Dataset items:
┌────────
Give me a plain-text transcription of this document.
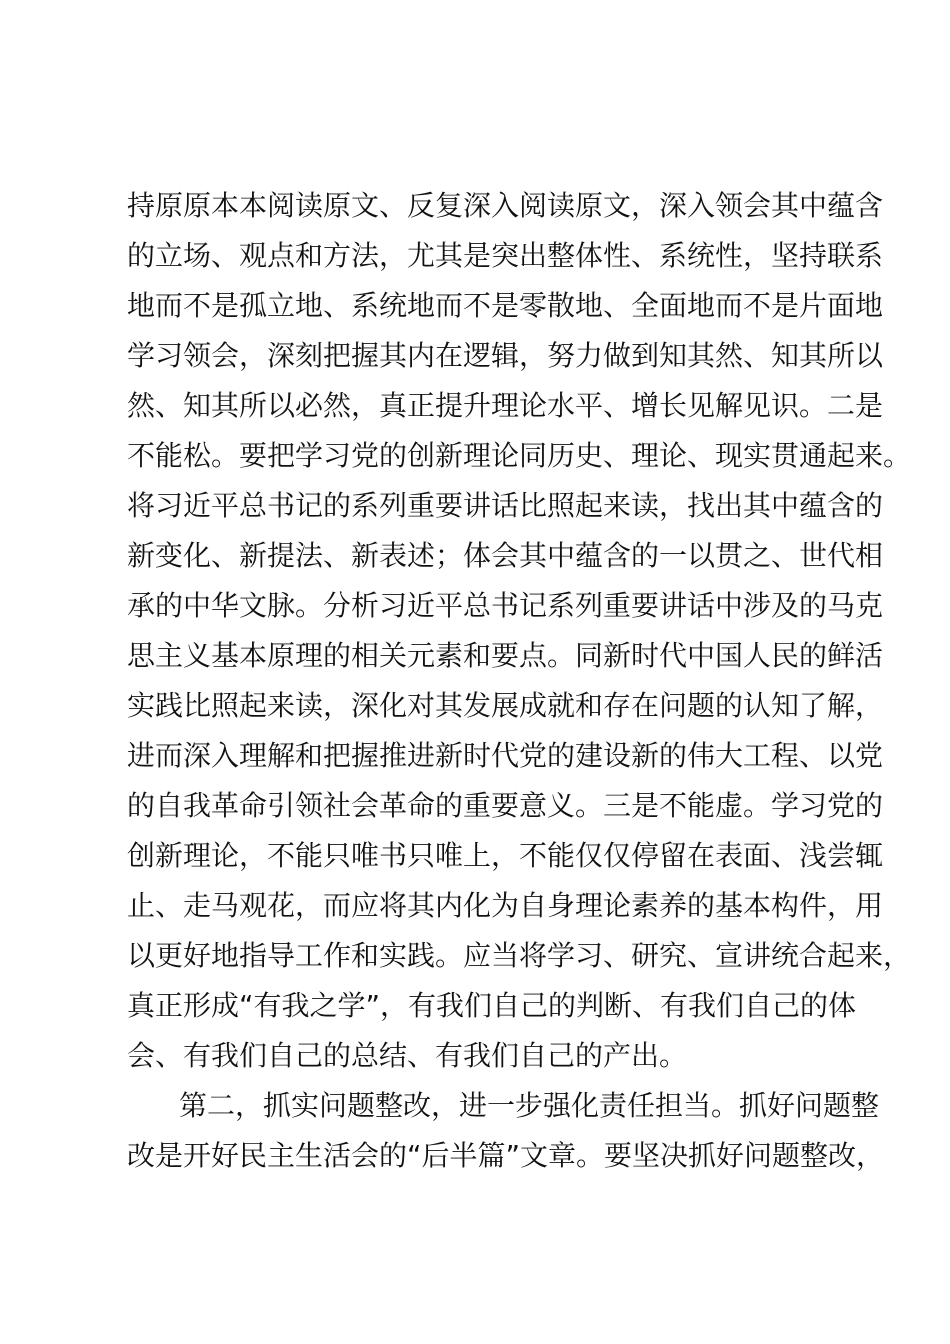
持原原本本阅读原文、反复深入阅读原文，深入领会其中蕴含
的立场、观点和方法，尤其是突出整体性、系统性，坚持联系
地而不是孤立地、系统地而不是零散地、全面地而不是片面地
学习领会，深刻把握其内在逻辑，努力做到知其然、知其所以
然、知其所以必然，真正提升理论水平、增长见解见识。二是
不能松。要把学习党的创新理论同历史、理论、现实贯通起来。
将习近平总书记的系列重要讲话比照起来读，找出其中蕴含的
新变化、新提法、新表述；体会其中蕴含的一以贯之、世代相
承的中华文脉。分析习近平总书记系列重要讲话中涉及的马克
思主义基本原理的相关元素和要点。同新时代中国人民的鲜活
实践比照起来读，深化对其发展成就和存在问题的认知了解，
进而深入理解和把握推进新时代党的建设新的伟大工程、以党
的自我革命引领社会革命的重要意义。三是不能虚。学习党的
创新理论，不能只唯书只唯上，不能仅仅停留在表面、浅尝辄
止、走马观花，而应将其内化为自身理论素养的基本构件，用
以更好地指导工作和实践。应当将学习、研究、宣讲统合起来，
真正形成“有我之学”，有我们自己的判断、有我们自己的体
会、有我们自己的总结、有我们自己的产出。
第二，抓实问题整改，进一步强化责任担当。抓好问题整
改是开好民主生活会的“后半篇”文章。要坚决抓好问题整改，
└────────
PROBLEM:
Quote the records in full and exactly; skip any image.

SOLUTION FOR THIS PROBLEM:
Give me a plain-text transcription of this document.
持原原本本阅读原文、反复深入阅读原文，深入领会其中蕴含
的立场、观点和方法，尤其是突出整体性、系统性，坚持联系
地而不是孤立地、系统地而不是零散地、全面地而不是片面地
学习领会，深刻把握其内在逻辑，努力做到知其然、知其所以
然、知其所以必然，真正提升理论水平、增长见解见识。二是
不能松。要把学习党的创新理论同历史、理论、现实贯通起来。
将习近平总书记的系列重要讲话比照起来读，找出其中蕴含的
新变化、新提法、新表述；体会其中蕴含的一以贯之、世代相
承的中华文脉。分析习近平总书记系列重要讲话中涉及的马克
思主义基本原理的相关元素和要点。同新时代中国人民的鲜活
实践比照起来读，深化对其发展成就和存在问题的认知了解，
进而深入理解和把握推进新时代党的建设新的伟大工程、以党
的自我革命引领社会革命的重要意义。三是不能虚。学习党的
创新理论，不能只唯书只唯上，不能仅仅停留在表面、浅尝辄
止、走马观花，而应将其内化为自身理论素养的基本构件，用
以更好地指导工作和实践。应当将学习、研究、宣讲统合起来，
真正形成“有我之学”，有我们自己的判断、有我们自己的体
会、有我们自己的总结、有我们自己的产出。
第二，抓实问题整改，进一步强化责任担当。抓好问题整
改是开好民主生活会的“后半篇”文章。要坚决抓好问题整改，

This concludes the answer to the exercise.